The records that follow are to be repeated exactly, with the pictures removed.

□ □ □ □ □ □ □

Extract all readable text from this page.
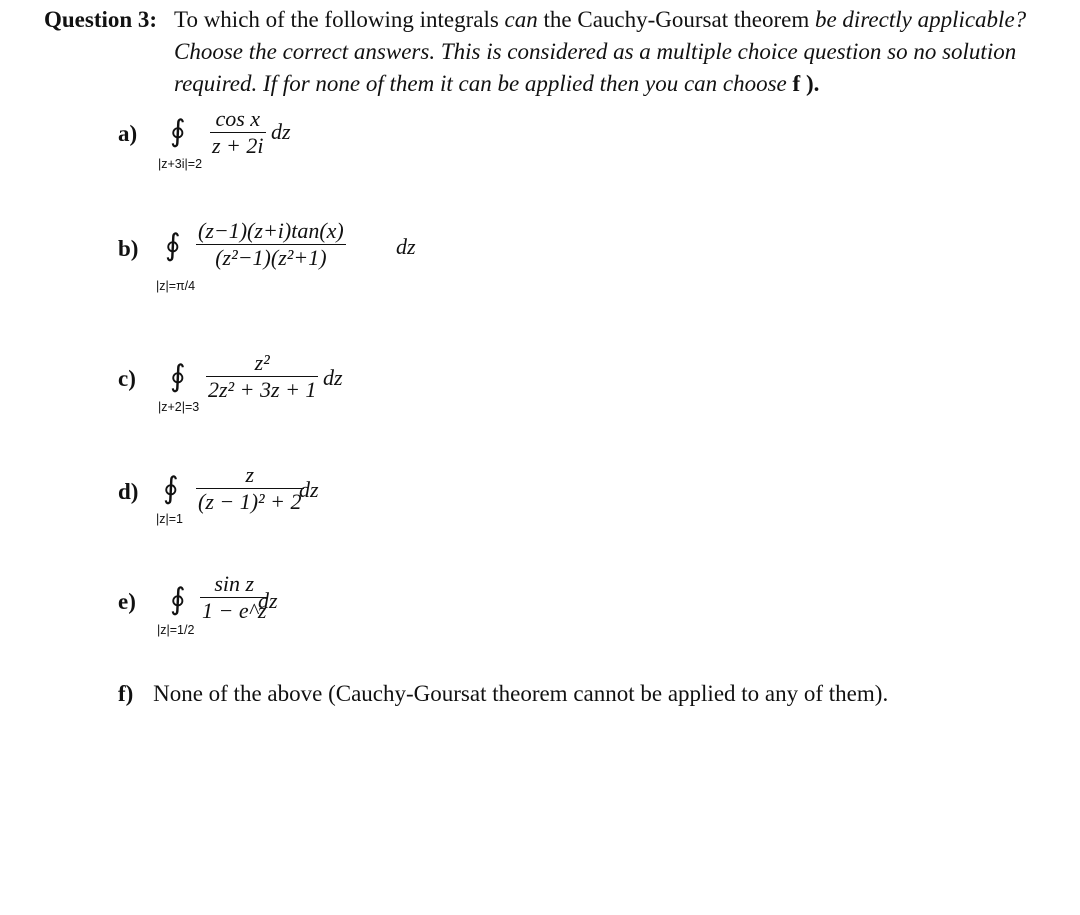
Question 3: To which of the following integrals can the Cauchy-Goursat theorem be directly applicable? Choose the correct answers. This is considered as a multiple choice question so no solution required. If for none of them it can be applied then you can choose f ).
a) ∮
|z+3i|=2
cos x
z + 2i
dz
b) ∮
|z|=π/4
(z−1)(z+i)tan(x)
(z²−1)(z²+1)	dz
c) ∮
|z+2|=3
z²
2z² + 3z + 1 dz
d) ∮
|z|=1
z
(z − 1)² + 2
dz
e) ∮
|z|=1/2
sin z
1 − e^z
dz
f) None of the above (Cauchy-Goursat theorem cannot be applied to any of them).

□ □ □ □ □ □ □

#### EXPECTED ANSWER
Extract all readable text from this page.
Question 3: To which of the following integrals can the Cauchy-Goursat theorem be directly applicable? Choose the correct answers. This is considered as a multiple choice question so no solution required. If for none of them it can be applied then you can choose f ).
a) ∮
|z+3i|=2
cos x
z + 2i
dz
b) ∮
|z|=π/4
(z−1)(z+i)tan(x)
(z²−1)(z²+1)	dz
c) ∮
|z+2|=3
z²
2z² + 3z + 1 dz
d) ∮
|z|=1
z
(z − 1)² + 2
dz
e) ∮
|z|=1/2
sin z
1 − e^z
dz
f) None of the above (Cauchy-Goursat theorem cannot be applied to any of them).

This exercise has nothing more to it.